▶
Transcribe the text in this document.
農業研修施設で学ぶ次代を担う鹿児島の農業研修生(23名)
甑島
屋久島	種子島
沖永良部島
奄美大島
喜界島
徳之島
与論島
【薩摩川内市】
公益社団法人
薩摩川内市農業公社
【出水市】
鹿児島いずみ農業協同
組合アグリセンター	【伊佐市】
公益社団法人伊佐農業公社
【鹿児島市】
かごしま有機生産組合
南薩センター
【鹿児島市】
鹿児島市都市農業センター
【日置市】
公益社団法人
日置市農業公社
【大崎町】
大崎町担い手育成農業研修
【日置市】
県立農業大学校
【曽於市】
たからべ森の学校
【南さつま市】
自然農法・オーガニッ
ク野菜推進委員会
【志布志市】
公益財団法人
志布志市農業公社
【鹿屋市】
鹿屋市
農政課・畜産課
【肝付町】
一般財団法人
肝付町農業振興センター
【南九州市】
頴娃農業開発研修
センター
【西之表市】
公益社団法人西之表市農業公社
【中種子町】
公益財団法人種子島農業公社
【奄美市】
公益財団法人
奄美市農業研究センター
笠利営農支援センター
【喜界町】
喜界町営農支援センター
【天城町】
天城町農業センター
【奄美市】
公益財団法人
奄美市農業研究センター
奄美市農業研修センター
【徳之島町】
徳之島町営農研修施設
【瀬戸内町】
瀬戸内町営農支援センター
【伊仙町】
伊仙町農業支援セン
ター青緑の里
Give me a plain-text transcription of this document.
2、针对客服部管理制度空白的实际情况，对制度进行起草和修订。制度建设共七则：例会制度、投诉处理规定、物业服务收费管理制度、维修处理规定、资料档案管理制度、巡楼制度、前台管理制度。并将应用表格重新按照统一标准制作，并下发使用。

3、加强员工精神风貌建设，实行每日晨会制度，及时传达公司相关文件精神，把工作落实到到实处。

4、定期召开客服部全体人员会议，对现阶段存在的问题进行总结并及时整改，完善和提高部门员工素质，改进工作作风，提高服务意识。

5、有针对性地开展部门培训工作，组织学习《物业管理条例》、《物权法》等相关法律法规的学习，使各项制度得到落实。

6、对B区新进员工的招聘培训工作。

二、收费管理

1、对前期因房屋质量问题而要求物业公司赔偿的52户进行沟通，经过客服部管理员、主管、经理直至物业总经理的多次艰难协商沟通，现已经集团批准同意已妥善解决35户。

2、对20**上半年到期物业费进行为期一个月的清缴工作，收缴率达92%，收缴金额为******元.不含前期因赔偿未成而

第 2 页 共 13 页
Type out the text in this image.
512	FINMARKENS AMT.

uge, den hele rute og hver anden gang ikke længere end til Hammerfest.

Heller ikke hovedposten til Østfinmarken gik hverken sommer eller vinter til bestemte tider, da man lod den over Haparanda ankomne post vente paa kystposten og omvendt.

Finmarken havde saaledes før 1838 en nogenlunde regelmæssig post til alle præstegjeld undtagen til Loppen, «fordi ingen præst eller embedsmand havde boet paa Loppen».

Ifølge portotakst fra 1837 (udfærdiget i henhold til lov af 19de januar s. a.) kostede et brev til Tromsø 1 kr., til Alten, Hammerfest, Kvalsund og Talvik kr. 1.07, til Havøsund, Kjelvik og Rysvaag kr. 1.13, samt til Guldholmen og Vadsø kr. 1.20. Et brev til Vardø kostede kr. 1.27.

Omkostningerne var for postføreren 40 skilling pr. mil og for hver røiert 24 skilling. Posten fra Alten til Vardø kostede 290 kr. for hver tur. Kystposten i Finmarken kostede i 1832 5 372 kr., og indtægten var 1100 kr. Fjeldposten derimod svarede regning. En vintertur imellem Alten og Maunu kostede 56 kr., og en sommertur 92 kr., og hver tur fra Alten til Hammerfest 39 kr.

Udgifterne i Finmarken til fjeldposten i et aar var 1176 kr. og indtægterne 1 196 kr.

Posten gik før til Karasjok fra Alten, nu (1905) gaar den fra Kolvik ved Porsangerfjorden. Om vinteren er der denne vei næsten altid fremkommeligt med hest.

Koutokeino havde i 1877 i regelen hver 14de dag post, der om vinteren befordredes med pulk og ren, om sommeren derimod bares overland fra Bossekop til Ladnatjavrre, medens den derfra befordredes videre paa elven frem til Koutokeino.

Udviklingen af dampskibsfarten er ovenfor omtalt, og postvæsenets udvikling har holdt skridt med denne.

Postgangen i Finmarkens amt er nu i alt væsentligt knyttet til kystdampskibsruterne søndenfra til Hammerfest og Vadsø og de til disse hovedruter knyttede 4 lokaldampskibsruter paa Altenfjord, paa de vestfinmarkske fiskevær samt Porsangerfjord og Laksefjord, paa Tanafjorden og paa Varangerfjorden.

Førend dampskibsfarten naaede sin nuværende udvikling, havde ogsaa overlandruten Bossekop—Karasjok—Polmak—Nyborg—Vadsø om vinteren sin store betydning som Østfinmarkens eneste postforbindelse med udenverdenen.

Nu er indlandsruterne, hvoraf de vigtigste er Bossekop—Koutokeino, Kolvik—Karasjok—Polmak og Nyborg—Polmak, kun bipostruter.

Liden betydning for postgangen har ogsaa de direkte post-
◀
YOUR INSTRUCTIONS
Restate each record word for word.

IN RESPONSE
Transcribe the text in this document.
農業研修施設で学ぶ次代を担う鹿児島の農業研修生(23名)
甑島
屋久島	種子島
沖永良部島
奄美大島
喜界島
徳之島
与論島
【薩摩川内市】
公益社団法人
薩摩川内市農業公社
【出水市】
鹿児島いずみ農業協同
組合アグリセンター	【伊佐市】
公益社団法人伊佐農業公社
【鹿児島市】
かごしま有機生産組合
南薩センター
【鹿児島市】
鹿児島市都市農業センター
【日置市】
公益社団法人
日置市農業公社
【大崎町】
大崎町担い手育成農業研修
【日置市】
県立農業大学校
【曽於市】
たからべ森の学校
【南さつま市】
自然農法・オーガニッ
ク野菜推進委員会
【志布志市】
公益財団法人
志布志市農業公社
【鹿屋市】
鹿屋市
農政課・畜産課
【肝付町】
一般財団法人
肝付町農業振興センター
【南九州市】
頴娃農業開発研修
センター
【西之表市】
公益社団法人西之表市農業公社
【中種子町】
公益財団法人種子島農業公社
【奄美市】
公益財団法人
奄美市農業研究センター
笠利営農支援センター
【喜界町】
喜界町営農支援センター
【天城町】
天城町農業センター
【奄美市】
公益財団法人
奄美市農業研究センター
奄美市農業研修センター
【徳之島町】
徳之島町営農研修施設
【瀬戸内町】
瀬戸内町営農支援センター
【伊仙町】
伊仙町農業支援セン
ター青緑の里
Give me a plain-text transcription of this document.
2、针对客服部管理制度空白的实际情况，对制度进行起草和修订。制度建设共七则：例会制度、投诉处理规定、物业服务收费管理制度、维修处理规定、资料档案管理制度、巡楼制度、前台管理制度。并将应用表格重新按照统一标准制作，并下发使用。

3、加强员工精神风貌建设，实行每日晨会制度，及时传达公司相关文件精神，把工作落实到到实处。

4、定期召开客服部全体人员会议，对现阶段存在的问题进行总结并及时整改，完善和提高部门员工素质，改进工作作风，提高服务意识。

5、有针对性地开展部门培训工作，组织学习《物业管理条例》、《物权法》等相关法律法规的学习，使各项制度得到落实。

6、对B区新进员工的招聘培训工作。

二、收费管理

1、对前期因房屋质量问题而要求物业公司赔偿的52户进行沟通，经过客服部管理员、主管、经理直至物业总经理的多次艰难协商沟通，现已经集团批准同意已妥善解决35户。

2、对20**上半年到期物业费进行为期一个月的清缴工作，收缴率达92%，收缴金额为******元.不含前期因赔偿未成而

第 2 页 共 13 页
Type out the text in this image.
512	FINMARKENS AMT.

uge, den hele rute og hver anden gang ikke længere end til Hammerfest.

Heller ikke hovedposten til Østfinmarken gik hverken sommer eller vinter til bestemte tider, da man lod den over Haparanda ankomne post vente paa kystposten og omvendt.

Finmarken havde saaledes før 1838 en nogenlunde regelmæssig post til alle præstegjeld undtagen til Loppen, «fordi ingen præst eller embedsmand havde boet paa Loppen».

Ifølge portotakst fra 1837 (udfærdiget i henhold til lov af 19de januar s. a.) kostede et brev til Tromsø 1 kr., til Alten, Hammerfest, Kvalsund og Talvik kr. 1.07, til Havøsund, Kjelvik og Rysvaag kr. 1.13, samt til Guldholmen og Vadsø kr. 1.20. Et brev til Vardø kostede kr. 1.27.

Omkostningerne var for postføreren 40 skilling pr. mil og for hver røiert 24 skilling. Posten fra Alten til Vardø kostede 290 kr. for hver tur. Kystposten i Finmarken kostede i 1832 5 372 kr., og indtægten var 1100 kr. Fjeldposten derimod svarede regning. En vintertur imellem Alten og Maunu kostede 56 kr., og en sommertur 92 kr., og hver tur fra Alten til Hammerfest 39 kr.

Udgifterne i Finmarken til fjeldposten i et aar var 1176 kr. og indtægterne 1 196 kr.

Posten gik før til Karasjok fra Alten, nu (1905) gaar den fra Kolvik ved Porsangerfjorden. Om vinteren er der denne vei næsten altid fremkommeligt med hest.

Koutokeino havde i 1877 i regelen hver 14de dag post, der om vinteren befordredes med pulk og ren, om sommeren derimod bares overland fra Bossekop til Ladnatjavrre, medens den derfra befordredes videre paa elven frem til Koutokeino.

Udviklingen af dampskibsfarten er ovenfor omtalt, og postvæsenets udvikling har holdt skridt med denne.

Postgangen i Finmarkens amt er nu i alt væsentligt knyttet til kystdampskibsruterne søndenfra til Hammerfest og Vadsø og de til disse hovedruter knyttede 4 lokaldampskibsruter paa Altenfjord, paa de vestfinmarkske fiskevær samt Porsangerfjord og Laksefjord, paa Tanafjorden og paa Varangerfjorden.

Førend dampskibsfarten naaede sin nuværende udvikling, havde ogsaa overlandruten Bossekop—Karasjok—Polmak—Nyborg—Vadsø om vinteren sin store betydning som Østfinmarkens eneste postforbindelse med udenverdenen.

Nu er indlandsruterne, hvoraf de vigtigste er Bossekop—Koutokeino, Kolvik—Karasjok—Polmak og Nyborg—Polmak, kun bipostruter.

Liden betydning for postgangen har ogsaa de direkte post-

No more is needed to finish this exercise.